## GIVEN INSTRUCTION
Copy, in full, each line of the material that holds the word "sheet".

## DATA IN THIS EXERCISE

--------------------------------

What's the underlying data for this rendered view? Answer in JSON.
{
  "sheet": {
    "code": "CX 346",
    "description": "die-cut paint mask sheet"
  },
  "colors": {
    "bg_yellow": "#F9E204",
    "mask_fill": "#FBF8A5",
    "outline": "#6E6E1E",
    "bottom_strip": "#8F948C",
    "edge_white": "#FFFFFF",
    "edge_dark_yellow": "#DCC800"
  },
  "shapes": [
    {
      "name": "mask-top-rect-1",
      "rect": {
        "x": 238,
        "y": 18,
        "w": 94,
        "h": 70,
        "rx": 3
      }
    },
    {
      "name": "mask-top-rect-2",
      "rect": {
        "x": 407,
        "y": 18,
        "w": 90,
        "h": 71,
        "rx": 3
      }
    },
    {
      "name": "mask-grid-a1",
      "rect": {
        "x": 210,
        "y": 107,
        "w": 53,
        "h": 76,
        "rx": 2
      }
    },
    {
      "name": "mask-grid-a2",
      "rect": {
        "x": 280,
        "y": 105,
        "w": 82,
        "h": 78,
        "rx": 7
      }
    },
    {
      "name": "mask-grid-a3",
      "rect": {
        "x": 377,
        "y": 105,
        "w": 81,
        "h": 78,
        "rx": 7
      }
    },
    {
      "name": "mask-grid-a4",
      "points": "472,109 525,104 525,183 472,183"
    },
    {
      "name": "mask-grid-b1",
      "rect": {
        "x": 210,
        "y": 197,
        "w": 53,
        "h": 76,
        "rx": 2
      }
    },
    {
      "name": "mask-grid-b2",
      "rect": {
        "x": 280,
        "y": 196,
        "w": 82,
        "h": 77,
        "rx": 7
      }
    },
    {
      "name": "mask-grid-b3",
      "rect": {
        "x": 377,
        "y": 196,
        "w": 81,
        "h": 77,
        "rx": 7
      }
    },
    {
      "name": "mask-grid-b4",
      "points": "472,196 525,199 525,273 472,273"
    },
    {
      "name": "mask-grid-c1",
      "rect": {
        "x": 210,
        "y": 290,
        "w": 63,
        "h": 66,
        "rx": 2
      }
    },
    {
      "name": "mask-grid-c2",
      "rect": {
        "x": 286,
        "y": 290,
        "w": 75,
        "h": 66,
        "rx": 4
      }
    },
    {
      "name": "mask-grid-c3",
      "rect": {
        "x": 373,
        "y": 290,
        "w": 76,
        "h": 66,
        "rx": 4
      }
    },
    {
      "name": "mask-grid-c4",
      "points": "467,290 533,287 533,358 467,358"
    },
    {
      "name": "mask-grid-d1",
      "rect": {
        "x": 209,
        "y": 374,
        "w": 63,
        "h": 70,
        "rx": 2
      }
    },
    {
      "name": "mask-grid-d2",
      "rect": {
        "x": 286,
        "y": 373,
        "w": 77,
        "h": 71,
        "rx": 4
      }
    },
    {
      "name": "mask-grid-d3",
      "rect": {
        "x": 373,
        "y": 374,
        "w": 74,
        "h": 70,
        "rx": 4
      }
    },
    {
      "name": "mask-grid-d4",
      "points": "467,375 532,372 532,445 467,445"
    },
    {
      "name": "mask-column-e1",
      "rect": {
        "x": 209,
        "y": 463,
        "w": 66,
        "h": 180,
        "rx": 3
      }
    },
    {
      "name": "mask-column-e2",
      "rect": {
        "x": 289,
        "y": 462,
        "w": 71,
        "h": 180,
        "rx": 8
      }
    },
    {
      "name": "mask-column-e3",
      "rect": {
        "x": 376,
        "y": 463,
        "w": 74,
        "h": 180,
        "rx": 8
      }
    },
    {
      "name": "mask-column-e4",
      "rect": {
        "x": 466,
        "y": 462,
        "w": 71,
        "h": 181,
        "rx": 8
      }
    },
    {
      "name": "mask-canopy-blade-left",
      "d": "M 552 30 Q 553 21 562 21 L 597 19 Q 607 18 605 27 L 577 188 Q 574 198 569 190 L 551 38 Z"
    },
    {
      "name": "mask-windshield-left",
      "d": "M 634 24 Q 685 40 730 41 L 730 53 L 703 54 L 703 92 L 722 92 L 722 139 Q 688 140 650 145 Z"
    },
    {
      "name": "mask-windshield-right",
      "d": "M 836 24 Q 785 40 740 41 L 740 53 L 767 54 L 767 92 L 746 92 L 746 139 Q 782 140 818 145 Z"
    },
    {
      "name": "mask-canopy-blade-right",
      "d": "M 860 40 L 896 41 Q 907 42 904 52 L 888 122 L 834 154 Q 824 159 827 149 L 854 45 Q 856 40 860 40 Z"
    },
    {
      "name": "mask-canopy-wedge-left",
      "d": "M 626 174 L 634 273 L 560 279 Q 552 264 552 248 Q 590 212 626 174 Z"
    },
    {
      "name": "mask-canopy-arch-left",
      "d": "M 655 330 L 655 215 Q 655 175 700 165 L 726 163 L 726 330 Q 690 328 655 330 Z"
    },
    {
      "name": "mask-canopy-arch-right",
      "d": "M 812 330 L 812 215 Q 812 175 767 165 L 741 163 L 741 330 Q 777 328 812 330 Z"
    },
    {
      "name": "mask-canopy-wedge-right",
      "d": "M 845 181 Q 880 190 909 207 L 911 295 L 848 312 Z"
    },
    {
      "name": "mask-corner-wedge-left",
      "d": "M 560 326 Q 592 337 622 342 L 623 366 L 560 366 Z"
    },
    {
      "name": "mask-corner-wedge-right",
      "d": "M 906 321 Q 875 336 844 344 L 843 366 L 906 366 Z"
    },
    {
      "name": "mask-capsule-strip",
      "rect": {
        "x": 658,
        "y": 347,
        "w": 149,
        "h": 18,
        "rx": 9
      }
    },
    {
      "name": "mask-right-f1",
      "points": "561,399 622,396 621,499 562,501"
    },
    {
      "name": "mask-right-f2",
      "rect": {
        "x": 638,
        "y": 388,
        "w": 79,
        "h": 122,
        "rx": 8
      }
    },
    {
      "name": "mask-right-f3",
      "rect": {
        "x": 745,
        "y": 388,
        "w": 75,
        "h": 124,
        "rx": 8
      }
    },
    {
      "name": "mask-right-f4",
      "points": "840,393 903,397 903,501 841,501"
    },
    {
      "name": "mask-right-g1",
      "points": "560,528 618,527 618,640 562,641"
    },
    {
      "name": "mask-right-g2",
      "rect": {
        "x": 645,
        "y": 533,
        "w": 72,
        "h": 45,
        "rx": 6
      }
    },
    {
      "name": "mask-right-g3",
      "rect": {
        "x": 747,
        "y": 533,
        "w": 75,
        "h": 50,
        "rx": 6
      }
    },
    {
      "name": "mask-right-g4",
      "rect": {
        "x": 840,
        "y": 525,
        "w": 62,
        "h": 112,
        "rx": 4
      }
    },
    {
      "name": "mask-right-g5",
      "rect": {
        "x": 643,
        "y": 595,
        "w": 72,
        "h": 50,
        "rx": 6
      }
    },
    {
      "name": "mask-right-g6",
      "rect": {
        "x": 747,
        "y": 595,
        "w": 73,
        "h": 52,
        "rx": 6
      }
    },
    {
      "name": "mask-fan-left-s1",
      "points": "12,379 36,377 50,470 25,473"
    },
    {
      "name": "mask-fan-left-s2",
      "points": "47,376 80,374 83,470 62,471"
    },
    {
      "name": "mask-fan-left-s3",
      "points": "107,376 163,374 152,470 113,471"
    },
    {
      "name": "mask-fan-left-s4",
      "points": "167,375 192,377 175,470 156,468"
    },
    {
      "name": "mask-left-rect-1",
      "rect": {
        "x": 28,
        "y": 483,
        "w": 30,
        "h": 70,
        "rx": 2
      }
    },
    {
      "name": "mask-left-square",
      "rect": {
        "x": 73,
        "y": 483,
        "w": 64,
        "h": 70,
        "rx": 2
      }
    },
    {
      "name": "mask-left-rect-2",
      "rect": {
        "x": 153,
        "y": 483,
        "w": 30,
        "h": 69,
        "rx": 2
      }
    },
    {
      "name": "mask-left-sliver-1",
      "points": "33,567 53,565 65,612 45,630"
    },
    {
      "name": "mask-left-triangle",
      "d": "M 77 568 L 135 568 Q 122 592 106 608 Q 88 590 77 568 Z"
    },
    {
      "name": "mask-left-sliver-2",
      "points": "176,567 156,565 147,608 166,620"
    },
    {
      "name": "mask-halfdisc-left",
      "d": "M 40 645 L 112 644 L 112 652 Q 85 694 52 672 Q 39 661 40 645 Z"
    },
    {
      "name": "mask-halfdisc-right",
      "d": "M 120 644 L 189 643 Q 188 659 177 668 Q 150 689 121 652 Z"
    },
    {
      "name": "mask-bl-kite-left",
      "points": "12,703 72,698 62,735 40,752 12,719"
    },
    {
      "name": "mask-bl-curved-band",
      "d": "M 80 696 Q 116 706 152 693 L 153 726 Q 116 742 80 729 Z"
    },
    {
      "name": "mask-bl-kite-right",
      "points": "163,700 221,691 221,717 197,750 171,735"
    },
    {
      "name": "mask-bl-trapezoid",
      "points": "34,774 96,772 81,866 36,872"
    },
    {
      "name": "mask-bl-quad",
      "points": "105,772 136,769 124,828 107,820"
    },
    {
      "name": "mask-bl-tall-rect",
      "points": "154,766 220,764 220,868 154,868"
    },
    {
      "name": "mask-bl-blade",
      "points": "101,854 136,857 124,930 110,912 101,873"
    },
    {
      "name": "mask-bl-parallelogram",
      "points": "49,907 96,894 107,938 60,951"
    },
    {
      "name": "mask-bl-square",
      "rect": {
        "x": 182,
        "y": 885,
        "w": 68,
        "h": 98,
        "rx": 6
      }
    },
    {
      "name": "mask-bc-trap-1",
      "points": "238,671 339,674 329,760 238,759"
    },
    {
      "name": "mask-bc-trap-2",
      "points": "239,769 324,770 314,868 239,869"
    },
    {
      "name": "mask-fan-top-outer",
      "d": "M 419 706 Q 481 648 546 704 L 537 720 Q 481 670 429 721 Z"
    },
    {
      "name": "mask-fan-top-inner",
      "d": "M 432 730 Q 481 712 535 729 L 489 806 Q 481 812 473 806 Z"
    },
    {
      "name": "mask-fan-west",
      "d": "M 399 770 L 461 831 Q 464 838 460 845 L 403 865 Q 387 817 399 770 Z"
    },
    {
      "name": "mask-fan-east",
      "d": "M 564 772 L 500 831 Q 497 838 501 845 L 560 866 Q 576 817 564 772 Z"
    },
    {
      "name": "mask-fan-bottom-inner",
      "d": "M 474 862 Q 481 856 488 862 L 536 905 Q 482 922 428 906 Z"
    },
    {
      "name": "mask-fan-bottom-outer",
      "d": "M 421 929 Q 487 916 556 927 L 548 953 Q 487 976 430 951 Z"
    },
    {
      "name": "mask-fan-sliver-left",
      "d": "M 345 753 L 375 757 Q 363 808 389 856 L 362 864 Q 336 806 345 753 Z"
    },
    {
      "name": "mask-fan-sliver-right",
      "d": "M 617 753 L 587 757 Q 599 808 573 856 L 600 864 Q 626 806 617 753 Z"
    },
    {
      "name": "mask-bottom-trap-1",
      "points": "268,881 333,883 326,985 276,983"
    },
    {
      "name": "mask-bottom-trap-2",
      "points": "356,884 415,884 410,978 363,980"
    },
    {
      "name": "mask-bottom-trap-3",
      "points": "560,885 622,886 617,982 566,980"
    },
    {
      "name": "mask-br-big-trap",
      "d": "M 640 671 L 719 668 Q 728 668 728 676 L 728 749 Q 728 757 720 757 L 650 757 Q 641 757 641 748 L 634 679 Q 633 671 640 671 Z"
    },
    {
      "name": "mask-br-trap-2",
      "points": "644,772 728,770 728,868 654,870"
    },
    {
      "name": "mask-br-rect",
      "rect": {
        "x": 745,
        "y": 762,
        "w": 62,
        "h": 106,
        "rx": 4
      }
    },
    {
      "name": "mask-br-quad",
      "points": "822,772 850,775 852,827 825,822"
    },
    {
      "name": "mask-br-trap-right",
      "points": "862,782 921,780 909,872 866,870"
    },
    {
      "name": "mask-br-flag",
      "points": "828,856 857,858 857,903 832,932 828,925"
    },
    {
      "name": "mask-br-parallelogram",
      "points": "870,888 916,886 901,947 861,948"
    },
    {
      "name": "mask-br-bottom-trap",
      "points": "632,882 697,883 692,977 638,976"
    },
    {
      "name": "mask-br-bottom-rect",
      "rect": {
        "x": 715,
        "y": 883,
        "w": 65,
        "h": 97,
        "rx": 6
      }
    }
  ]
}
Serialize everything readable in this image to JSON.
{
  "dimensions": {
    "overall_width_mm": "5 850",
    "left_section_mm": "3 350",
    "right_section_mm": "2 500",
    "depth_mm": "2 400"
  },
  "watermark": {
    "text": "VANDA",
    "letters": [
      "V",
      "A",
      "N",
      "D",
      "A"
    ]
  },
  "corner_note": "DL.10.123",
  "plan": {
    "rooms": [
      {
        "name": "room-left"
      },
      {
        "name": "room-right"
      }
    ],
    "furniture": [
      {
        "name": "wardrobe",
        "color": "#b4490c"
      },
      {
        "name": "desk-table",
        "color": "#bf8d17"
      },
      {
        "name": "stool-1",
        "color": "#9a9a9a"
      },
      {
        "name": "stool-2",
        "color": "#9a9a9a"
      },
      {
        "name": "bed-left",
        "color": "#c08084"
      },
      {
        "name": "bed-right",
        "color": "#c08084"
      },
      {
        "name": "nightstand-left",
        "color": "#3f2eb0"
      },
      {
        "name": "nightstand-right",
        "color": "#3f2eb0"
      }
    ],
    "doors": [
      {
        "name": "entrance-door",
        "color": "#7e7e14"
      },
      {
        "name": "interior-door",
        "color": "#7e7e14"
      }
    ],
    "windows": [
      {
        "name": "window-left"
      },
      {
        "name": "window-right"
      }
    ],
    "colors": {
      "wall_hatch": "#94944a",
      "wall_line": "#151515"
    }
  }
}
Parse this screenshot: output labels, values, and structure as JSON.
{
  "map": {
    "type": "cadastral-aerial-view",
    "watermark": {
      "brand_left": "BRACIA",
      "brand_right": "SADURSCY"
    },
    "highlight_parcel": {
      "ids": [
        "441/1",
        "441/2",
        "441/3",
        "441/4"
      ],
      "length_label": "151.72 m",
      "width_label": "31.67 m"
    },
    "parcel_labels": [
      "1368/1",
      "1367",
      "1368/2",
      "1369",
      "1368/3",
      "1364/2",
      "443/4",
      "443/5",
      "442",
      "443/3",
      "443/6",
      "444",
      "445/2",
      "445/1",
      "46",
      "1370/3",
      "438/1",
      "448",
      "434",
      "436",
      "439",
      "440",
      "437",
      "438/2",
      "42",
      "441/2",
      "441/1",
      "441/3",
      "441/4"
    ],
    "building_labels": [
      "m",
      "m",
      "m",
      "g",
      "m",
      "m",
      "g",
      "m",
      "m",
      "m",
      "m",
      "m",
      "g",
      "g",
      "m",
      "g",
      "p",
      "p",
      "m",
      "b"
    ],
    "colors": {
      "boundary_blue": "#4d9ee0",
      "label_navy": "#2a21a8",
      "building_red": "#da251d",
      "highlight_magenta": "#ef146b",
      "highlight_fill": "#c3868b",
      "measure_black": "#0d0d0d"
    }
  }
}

--------------------------------

## CORRECT OUTPUT
  "sheet": {
    "description": "die-cut paint mask sheet"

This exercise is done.